■ **Given entries**
START
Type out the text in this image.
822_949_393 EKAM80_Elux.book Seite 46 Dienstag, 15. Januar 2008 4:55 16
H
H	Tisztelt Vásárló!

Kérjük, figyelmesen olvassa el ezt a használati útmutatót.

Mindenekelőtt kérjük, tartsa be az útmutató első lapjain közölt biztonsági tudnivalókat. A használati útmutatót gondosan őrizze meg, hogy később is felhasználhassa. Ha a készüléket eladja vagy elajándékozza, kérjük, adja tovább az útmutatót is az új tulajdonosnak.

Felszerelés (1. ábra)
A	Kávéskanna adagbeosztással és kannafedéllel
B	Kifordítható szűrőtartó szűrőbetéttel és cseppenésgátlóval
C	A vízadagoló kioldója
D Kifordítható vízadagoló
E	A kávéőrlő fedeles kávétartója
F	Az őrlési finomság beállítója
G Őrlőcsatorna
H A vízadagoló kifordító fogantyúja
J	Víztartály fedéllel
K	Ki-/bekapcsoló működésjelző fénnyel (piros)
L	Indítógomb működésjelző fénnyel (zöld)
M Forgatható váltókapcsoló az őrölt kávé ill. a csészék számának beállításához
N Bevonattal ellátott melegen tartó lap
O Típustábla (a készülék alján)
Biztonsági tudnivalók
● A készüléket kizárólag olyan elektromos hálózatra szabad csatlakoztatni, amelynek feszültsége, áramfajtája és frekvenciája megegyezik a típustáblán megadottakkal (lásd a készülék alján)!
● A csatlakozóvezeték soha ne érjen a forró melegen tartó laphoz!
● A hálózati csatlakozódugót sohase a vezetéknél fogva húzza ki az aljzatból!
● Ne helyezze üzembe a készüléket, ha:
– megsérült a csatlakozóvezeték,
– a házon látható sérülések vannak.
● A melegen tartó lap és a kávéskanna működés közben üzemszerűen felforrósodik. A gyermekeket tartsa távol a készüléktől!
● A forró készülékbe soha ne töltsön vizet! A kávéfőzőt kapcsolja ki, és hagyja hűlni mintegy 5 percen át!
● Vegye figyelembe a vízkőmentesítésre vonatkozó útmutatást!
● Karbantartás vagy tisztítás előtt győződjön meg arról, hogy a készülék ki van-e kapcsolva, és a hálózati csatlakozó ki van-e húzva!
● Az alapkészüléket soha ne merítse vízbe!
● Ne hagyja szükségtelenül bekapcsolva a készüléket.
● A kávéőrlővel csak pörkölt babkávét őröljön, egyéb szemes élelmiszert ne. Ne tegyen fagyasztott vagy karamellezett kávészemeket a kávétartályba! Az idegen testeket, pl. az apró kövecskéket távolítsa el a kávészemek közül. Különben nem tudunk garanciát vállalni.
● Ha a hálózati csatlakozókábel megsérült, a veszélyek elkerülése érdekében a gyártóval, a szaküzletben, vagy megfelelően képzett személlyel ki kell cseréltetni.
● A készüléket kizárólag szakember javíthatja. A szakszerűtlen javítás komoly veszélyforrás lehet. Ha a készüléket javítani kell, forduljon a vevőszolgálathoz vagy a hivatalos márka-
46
END
■ **Task details**
Set all of the records down again, exactly as they stand.

■ **Finished task**
Type out the text in this image.
822_949_393 EKAM80_Elux.book Seite 46 Dienstag, 15. Januar 2008 4:55 16
H
H	Tisztelt Vásárló!

Kérjük, figyelmesen olvassa el ezt a használati útmutatót.

Mindenekelőtt kérjük, tartsa be az útmutató első lapjain közölt biztonsági tudnivalókat. A használati útmutatót gondosan őrizze meg, hogy később is felhasználhassa. Ha a készüléket eladja vagy elajándékozza, kérjük, adja tovább az útmutatót is az új tulajdonosnak.

Felszerelés (1. ábra)
A	Kávéskanna adagbeosztással és kannafedéllel
B	Kifordítható szűrőtartó szűrőbetéttel és cseppenésgátlóval
C	A vízadagoló kioldója
D Kifordítható vízadagoló
E	A kávéőrlő fedeles kávétartója
F	Az őrlési finomság beállítója
G Őrlőcsatorna
H A vízadagoló kifordító fogantyúja
J	Víztartály fedéllel
K	Ki-/bekapcsoló működésjelző fénnyel (piros)
L	Indítógomb működésjelző fénnyel (zöld)
M Forgatható váltókapcsoló az őrölt kávé ill. a csészék számának beállításához
N Bevonattal ellátott melegen tartó lap
O Típustábla (a készülék alján)
Biztonsági tudnivalók
● A készüléket kizárólag olyan elektromos hálózatra szabad csatlakoztatni, amelynek feszültsége, áramfajtája és frekvenciája megegyezik a típustáblán megadottakkal (lásd a készülék alján)!
● A csatlakozóvezeték soha ne érjen a forró melegen tartó laphoz!
● A hálózati csatlakozódugót sohase a vezetéknél fogva húzza ki az aljzatból!
● Ne helyezze üzembe a készüléket, ha:
– megsérült a csatlakozóvezeték,
– a házon látható sérülések vannak.
● A melegen tartó lap és a kávéskanna működés közben üzemszerűen felforrósodik. A gyermekeket tartsa távol a készüléktől!
● A forró készülékbe soha ne töltsön vizet! A kávéfőzőt kapcsolja ki, és hagyja hűlni mintegy 5 percen át!
● Vegye figyelembe a vízkőmentesítésre vonatkozó útmutatást!
● Karbantartás vagy tisztítás előtt győződjön meg arról, hogy a készülék ki van-e kapcsolva, és a hálózati csatlakozó ki van-e húzva!
● Az alapkészüléket soha ne merítse vízbe!
● Ne hagyja szükségtelenül bekapcsolva a készüléket.
● A kávéőrlővel csak pörkölt babkávét őröljön, egyéb szemes élelmiszert ne. Ne tegyen fagyasztott vagy karamellezett kávészemeket a kávétartályba! Az idegen testeket, pl. az apró kövecskéket távolítsa el a kávészemek közül. Különben nem tudunk garanciát vállalni.
● Ha a hálózati csatlakozókábel megsérült, a veszélyek elkerülése érdekében a gyártóval, a szaküzletben, vagy megfelelően képzett személlyel ki kell cseréltetni.
● A készüléket kizárólag szakember javíthatja. A szakszerűtlen javítás komoly veszélyforrás lehet. Ha a készüléket javítani kell, forduljon a vevőszolgálathoz vagy a hivatalos márka-
46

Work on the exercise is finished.